__Task__. In the copy, include every entry exactly but none of the pictures.

__Given entries__.
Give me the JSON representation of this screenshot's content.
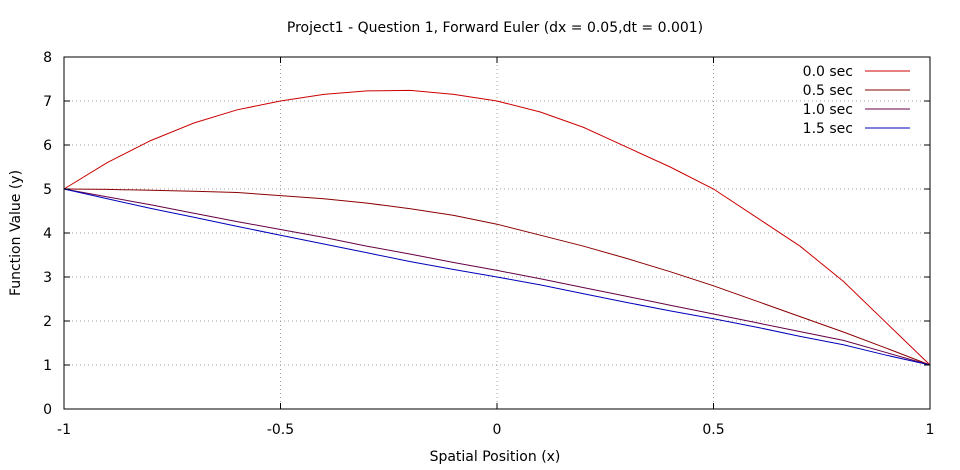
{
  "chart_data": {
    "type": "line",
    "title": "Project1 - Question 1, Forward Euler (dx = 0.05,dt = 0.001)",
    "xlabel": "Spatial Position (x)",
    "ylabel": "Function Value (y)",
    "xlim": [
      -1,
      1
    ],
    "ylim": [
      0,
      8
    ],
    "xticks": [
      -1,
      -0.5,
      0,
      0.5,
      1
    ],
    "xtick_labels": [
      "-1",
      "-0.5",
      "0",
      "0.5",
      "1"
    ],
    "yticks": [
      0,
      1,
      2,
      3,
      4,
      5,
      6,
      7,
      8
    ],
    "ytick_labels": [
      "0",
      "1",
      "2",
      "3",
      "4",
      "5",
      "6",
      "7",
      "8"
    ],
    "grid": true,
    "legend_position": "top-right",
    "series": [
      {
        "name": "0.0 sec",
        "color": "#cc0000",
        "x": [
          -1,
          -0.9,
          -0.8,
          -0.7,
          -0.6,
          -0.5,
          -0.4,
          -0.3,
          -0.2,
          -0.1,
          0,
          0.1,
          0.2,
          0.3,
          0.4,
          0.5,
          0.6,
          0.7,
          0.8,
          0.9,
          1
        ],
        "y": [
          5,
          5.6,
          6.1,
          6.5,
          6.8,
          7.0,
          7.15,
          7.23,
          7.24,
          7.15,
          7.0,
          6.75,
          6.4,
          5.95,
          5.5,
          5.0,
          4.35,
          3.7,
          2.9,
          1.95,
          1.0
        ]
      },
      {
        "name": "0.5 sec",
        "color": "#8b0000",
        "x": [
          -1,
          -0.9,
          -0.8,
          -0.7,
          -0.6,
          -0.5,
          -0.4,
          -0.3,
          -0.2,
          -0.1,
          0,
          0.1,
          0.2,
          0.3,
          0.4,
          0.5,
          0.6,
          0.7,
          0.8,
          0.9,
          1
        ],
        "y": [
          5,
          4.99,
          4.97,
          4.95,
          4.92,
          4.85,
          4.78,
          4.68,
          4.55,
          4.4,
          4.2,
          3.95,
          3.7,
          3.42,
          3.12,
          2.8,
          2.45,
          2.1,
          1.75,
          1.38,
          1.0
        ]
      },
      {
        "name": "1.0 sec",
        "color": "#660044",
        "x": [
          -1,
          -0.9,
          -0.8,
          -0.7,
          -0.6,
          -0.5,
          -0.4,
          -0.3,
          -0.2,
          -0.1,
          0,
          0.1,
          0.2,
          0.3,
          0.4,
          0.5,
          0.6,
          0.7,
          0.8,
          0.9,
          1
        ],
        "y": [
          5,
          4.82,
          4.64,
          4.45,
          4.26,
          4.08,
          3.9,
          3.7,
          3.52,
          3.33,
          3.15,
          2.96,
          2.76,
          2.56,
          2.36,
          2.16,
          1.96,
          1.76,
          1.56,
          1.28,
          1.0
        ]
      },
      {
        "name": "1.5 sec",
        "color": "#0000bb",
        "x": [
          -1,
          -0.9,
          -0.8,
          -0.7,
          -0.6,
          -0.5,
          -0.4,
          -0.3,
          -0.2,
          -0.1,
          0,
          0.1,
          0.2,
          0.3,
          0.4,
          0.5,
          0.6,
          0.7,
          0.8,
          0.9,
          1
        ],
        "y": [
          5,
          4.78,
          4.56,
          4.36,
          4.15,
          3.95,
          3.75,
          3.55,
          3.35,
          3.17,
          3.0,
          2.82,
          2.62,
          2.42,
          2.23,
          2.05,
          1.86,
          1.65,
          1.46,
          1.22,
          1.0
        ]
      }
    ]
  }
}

__Exercise result__.
Give me the JSON representation of this screenshot's content.
{
  "chart_data": {
    "type": "line",
    "title": "Project1 - Question 1, Forward Euler (dx = 0.05,dt = 0.001)",
    "xlabel": "Spatial Position (x)",
    "ylabel": "Function Value (y)",
    "xlim": [
      -1,
      1
    ],
    "ylim": [
      0,
      8
    ],
    "xticks": [
      -1,
      -0.5,
      0,
      0.5,
      1
    ],
    "xtick_labels": [
      "-1",
      "-0.5",
      "0",
      "0.5",
      "1"
    ],
    "yticks": [
      0,
      1,
      2,
      3,
      4,
      5,
      6,
      7,
      8
    ],
    "ytick_labels": [
      "0",
      "1",
      "2",
      "3",
      "4",
      "5",
      "6",
      "7",
      "8"
    ],
    "grid": true,
    "legend_position": "top-right",
    "series": [
      {
        "name": "0.0 sec",
        "color": "#cc0000",
        "x": [
          -1,
          -0.9,
          -0.8,
          -0.7,
          -0.6,
          -0.5,
          -0.4,
          -0.3,
          -0.2,
          -0.1,
          0,
          0.1,
          0.2,
          0.3,
          0.4,
          0.5,
          0.6,
          0.7,
          0.8,
          0.9,
          1
        ],
        "y": [
          5,
          5.6,
          6.1,
          6.5,
          6.8,
          7.0,
          7.15,
          7.23,
          7.24,
          7.15,
          7.0,
          6.75,
          6.4,
          5.95,
          5.5,
          5.0,
          4.35,
          3.7,
          2.9,
          1.95,
          1.0
        ]
      },
      {
        "name": "0.5 sec",
        "color": "#8b0000",
        "x": [
          -1,
          -0.9,
          -0.8,
          -0.7,
          -0.6,
          -0.5,
          -0.4,
          -0.3,
          -0.2,
          -0.1,
          0,
          0.1,
          0.2,
          0.3,
          0.4,
          0.5,
          0.6,
          0.7,
          0.8,
          0.9,
          1
        ],
        "y": [
          5,
          4.99,
          4.97,
          4.95,
          4.92,
          4.85,
          4.78,
          4.68,
          4.55,
          4.4,
          4.2,
          3.95,
          3.7,
          3.42,
          3.12,
          2.8,
          2.45,
          2.1,
          1.75,
          1.38,
          1.0
        ]
      },
      {
        "name": "1.0 sec",
        "color": "#660044",
        "x": [
          -1,
          -0.9,
          -0.8,
          -0.7,
          -0.6,
          -0.5,
          -0.4,
          -0.3,
          -0.2,
          -0.1,
          0,
          0.1,
          0.2,
          0.3,
          0.4,
          0.5,
          0.6,
          0.7,
          0.8,
          0.9,
          1
        ],
        "y": [
          5,
          4.82,
          4.64,
          4.45,
          4.26,
          4.08,
          3.9,
          3.7,
          3.52,
          3.33,
          3.15,
          2.96,
          2.76,
          2.56,
          2.36,
          2.16,
          1.96,
          1.76,
          1.56,
          1.28,
          1.0
        ]
      },
      {
        "name": "1.5 sec",
        "color": "#0000bb",
        "x": [
          -1,
          -0.9,
          -0.8,
          -0.7,
          -0.6,
          -0.5,
          -0.4,
          -0.3,
          -0.2,
          -0.1,
          0,
          0.1,
          0.2,
          0.3,
          0.4,
          0.5,
          0.6,
          0.7,
          0.8,
          0.9,
          1
        ],
        "y": [
          5,
          4.78,
          4.56,
          4.36,
          4.15,
          3.95,
          3.75,
          3.55,
          3.35,
          3.17,
          3.0,
          2.82,
          2.62,
          2.42,
          2.23,
          2.05,
          1.86,
          1.65,
          1.46,
          1.22,
          1.0
        ]
      }
    ]
  }
}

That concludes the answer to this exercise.